**Task instructions**.
Using the listing below, select the lines with the word "kind" and copy them.

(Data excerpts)
————————

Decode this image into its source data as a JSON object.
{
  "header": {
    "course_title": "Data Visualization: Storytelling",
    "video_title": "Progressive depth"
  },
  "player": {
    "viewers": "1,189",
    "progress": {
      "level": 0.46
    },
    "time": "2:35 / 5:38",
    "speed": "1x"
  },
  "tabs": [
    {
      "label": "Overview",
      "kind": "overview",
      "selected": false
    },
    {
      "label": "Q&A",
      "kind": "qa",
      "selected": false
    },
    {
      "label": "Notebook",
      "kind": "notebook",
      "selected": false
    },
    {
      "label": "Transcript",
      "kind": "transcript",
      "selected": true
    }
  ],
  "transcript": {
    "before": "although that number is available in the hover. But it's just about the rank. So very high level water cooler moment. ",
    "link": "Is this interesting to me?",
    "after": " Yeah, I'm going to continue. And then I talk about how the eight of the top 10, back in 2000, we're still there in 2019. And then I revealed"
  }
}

————————

**Right answer**.
      "kind": "overview",
      "kind": "qa",
      "kind": "notebook",
      "kind": "transcript",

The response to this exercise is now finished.